==== MATERIAL SUPPLIED ====

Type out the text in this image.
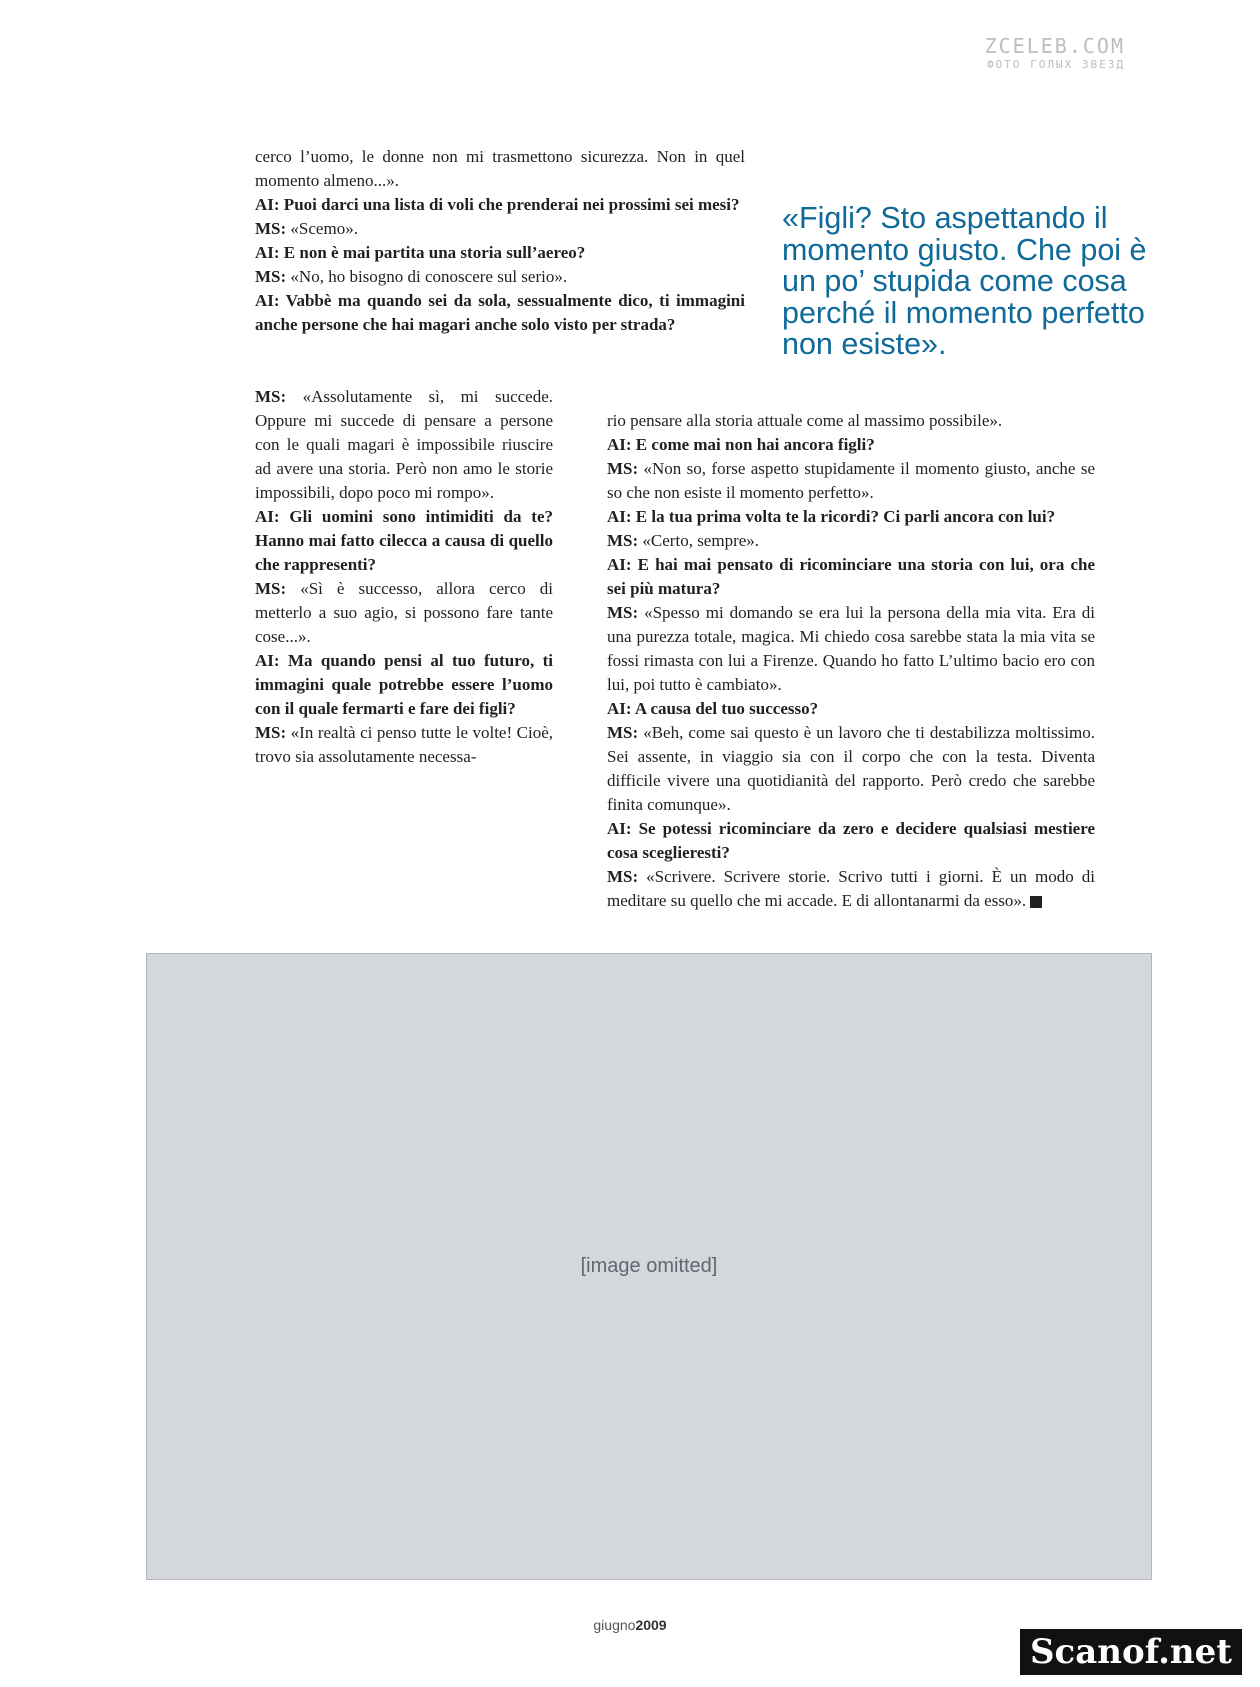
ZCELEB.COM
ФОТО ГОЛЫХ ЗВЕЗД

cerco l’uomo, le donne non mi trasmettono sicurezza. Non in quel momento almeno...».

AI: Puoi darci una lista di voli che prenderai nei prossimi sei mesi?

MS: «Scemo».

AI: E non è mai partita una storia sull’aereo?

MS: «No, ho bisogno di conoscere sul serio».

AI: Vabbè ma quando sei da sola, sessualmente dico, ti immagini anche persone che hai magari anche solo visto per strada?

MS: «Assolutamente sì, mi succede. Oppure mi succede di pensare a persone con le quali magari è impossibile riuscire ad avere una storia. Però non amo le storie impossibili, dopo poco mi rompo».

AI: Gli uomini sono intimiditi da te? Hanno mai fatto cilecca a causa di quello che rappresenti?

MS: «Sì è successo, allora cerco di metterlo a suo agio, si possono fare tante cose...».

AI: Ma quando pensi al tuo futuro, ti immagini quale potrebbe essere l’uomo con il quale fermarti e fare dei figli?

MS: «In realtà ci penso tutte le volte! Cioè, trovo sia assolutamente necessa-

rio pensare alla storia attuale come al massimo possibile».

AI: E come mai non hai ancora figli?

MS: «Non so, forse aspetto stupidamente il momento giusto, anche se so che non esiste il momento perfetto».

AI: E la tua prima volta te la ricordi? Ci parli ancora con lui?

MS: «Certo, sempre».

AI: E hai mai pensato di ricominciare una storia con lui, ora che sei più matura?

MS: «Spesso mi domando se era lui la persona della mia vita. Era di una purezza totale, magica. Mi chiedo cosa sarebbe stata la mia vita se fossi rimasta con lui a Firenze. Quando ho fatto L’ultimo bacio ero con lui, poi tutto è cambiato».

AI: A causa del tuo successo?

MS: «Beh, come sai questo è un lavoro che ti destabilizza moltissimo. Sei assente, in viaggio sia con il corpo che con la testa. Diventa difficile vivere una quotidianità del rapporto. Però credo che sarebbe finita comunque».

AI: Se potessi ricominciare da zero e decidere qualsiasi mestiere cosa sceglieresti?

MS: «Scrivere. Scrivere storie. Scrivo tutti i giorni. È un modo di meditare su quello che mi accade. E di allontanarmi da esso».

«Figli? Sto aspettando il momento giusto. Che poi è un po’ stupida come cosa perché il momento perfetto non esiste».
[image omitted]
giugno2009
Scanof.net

====
==== MATERIAL SUPPLIED ====

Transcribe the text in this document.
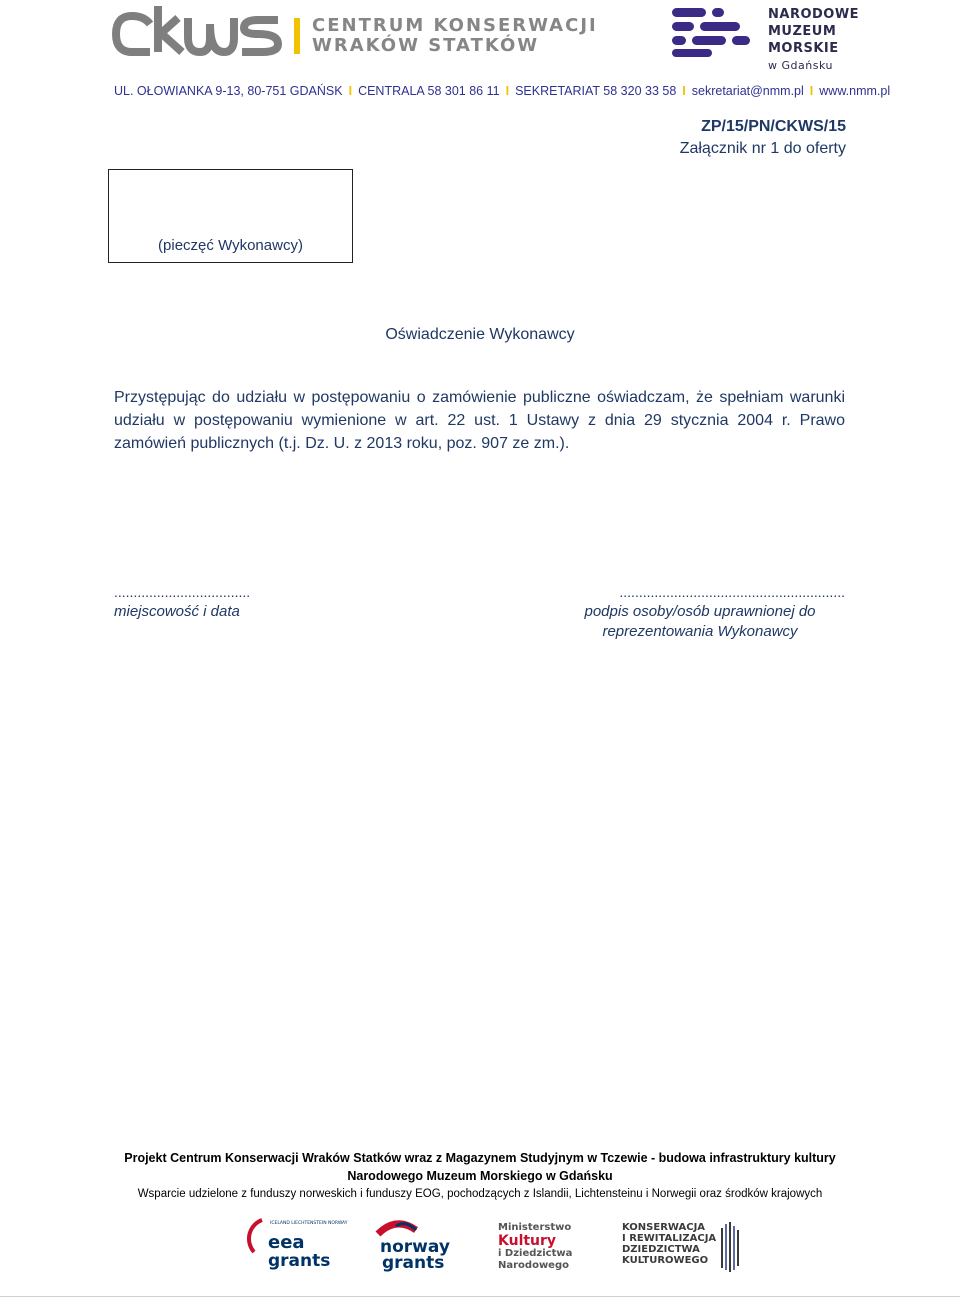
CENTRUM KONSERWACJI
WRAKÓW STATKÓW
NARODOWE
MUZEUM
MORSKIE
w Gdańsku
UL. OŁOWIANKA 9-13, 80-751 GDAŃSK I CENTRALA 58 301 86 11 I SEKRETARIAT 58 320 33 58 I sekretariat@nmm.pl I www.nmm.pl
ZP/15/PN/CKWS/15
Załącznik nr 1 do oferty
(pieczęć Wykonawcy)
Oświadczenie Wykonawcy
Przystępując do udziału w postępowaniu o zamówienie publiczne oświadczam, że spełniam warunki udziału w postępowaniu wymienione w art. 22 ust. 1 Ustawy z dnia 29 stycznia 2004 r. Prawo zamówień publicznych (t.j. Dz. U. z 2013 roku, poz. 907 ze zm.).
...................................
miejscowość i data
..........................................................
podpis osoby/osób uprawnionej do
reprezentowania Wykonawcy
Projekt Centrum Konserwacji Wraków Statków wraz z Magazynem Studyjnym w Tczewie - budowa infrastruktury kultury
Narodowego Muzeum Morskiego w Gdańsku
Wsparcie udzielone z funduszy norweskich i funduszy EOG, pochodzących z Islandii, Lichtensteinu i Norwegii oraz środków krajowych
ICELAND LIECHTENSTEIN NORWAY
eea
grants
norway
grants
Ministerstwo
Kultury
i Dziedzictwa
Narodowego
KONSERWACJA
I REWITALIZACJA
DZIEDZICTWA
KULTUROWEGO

====

◆ SET EXERCISE ◆
Take every line from the data that contains the word "text".

◆ TASK ANSWER ◆
Type out the text in this image.
Transcribe the text in this document.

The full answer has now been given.